Job
List all lines of the data containing the word "Organic".

--- BEGIN Provided data ---

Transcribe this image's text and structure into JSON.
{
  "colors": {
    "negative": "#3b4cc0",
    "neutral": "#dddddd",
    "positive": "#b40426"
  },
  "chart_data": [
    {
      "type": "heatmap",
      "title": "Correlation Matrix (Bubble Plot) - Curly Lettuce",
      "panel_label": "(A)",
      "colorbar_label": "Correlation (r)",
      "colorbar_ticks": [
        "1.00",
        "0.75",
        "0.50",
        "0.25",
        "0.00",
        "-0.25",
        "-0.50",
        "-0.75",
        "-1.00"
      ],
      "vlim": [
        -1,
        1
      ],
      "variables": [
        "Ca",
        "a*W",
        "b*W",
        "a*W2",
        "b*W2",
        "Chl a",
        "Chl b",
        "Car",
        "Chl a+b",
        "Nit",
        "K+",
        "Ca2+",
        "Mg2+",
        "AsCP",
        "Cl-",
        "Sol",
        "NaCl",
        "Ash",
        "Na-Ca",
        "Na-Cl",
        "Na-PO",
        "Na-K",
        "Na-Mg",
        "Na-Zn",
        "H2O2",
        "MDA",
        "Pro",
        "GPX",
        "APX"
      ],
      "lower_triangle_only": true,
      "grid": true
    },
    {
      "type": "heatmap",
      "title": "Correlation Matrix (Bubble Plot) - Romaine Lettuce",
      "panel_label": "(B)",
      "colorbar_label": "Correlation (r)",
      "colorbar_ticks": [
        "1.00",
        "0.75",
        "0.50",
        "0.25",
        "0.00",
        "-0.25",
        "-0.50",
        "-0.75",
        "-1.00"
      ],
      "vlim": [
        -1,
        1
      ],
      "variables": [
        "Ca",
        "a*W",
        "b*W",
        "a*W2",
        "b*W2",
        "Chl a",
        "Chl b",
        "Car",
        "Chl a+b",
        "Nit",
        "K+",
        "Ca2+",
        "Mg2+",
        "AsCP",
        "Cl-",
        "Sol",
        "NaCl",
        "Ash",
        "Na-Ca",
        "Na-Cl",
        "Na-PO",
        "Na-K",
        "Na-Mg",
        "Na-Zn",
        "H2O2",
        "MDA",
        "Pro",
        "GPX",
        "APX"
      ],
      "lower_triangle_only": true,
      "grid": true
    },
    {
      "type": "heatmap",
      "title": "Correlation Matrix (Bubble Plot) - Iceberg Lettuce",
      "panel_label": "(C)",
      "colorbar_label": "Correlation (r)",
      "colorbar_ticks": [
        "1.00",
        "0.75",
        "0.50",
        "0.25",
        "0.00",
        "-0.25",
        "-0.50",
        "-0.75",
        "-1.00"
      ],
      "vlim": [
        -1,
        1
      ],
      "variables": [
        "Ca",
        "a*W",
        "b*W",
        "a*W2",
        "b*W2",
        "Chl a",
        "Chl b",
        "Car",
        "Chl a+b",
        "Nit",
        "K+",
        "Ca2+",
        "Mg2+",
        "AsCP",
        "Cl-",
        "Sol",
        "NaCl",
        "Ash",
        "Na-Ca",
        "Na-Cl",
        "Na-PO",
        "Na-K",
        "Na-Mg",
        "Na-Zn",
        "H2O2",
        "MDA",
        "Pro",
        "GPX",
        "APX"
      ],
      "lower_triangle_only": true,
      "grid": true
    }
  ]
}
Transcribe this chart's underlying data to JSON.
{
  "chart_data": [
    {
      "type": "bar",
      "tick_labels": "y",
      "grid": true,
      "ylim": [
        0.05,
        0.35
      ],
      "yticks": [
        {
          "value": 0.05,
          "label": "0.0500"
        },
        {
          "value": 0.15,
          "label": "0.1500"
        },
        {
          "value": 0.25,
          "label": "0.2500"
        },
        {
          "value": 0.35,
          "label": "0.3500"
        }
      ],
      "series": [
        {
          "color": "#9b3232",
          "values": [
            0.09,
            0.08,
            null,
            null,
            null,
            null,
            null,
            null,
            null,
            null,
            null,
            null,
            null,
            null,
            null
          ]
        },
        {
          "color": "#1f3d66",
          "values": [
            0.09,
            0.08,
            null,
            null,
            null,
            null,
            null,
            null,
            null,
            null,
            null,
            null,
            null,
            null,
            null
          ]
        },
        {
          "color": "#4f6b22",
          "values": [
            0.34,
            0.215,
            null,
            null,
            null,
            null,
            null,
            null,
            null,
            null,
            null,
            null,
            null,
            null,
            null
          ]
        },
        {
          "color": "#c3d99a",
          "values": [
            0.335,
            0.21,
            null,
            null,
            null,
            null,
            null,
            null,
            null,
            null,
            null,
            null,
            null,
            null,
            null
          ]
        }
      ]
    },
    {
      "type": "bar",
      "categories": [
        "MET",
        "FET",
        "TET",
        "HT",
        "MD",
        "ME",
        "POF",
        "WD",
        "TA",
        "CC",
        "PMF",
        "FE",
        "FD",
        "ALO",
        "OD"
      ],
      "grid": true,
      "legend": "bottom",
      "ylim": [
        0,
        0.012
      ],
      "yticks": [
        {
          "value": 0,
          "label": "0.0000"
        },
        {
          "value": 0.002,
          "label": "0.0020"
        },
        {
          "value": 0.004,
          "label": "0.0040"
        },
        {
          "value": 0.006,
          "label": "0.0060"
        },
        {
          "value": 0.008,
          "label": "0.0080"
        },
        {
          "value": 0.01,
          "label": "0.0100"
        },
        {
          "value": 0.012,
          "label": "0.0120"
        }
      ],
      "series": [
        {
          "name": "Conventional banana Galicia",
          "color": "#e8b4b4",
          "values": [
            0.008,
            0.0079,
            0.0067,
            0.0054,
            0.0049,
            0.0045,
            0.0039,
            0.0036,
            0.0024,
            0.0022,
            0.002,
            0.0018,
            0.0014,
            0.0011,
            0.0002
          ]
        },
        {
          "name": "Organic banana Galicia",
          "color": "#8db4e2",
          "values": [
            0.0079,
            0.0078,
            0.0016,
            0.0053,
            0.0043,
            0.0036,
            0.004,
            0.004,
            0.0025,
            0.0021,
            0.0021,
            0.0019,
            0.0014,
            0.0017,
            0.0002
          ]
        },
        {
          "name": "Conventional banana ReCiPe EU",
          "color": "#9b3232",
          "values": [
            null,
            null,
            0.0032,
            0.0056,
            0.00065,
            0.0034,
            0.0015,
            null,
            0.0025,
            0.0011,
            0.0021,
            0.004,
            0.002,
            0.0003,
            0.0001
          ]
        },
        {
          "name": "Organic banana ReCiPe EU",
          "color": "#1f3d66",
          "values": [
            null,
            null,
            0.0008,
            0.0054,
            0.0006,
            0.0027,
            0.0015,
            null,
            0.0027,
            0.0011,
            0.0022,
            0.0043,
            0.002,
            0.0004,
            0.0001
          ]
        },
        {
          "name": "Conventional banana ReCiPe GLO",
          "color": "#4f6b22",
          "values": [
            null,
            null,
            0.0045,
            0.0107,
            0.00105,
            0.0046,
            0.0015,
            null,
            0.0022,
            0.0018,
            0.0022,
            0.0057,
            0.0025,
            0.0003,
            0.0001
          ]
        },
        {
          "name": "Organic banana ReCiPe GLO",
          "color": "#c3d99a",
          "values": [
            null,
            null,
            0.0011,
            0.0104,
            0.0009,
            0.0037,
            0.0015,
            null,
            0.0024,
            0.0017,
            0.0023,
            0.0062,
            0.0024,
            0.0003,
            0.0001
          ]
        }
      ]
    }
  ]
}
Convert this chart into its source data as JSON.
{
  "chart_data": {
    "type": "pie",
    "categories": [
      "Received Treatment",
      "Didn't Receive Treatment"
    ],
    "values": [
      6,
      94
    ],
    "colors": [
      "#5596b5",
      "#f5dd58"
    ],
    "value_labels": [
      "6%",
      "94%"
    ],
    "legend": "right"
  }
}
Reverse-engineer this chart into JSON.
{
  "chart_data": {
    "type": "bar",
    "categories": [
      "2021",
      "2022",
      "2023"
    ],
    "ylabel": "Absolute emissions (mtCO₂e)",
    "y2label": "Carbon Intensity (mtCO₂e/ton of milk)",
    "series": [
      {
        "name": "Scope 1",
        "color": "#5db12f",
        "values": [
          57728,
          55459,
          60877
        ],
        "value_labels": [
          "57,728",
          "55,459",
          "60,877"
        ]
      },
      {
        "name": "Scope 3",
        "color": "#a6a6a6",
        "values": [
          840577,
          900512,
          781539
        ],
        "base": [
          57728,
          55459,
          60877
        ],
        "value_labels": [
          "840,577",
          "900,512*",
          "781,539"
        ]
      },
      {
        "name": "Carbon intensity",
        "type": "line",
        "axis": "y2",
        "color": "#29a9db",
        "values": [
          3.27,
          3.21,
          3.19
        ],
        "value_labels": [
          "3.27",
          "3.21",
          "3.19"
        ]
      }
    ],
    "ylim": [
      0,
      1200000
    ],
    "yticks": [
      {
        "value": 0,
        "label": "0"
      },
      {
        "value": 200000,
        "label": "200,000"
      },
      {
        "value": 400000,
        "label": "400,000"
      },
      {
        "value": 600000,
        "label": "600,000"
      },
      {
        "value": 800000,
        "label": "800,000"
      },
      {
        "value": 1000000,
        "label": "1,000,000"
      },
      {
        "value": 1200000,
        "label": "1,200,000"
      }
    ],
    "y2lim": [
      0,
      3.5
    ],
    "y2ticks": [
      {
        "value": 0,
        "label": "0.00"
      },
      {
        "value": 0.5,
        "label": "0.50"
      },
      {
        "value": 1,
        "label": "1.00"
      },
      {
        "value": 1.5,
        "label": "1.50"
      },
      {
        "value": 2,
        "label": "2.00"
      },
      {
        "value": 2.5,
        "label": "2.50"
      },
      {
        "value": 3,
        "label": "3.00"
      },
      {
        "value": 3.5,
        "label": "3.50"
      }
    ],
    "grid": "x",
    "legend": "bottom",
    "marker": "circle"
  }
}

--- END Provided data ---

Response for this exercise
          "name": "Organic banana Galicia",
          "name": "Organic banana ReCiPe EU",
          "name": "Organic banana ReCiPe GLO",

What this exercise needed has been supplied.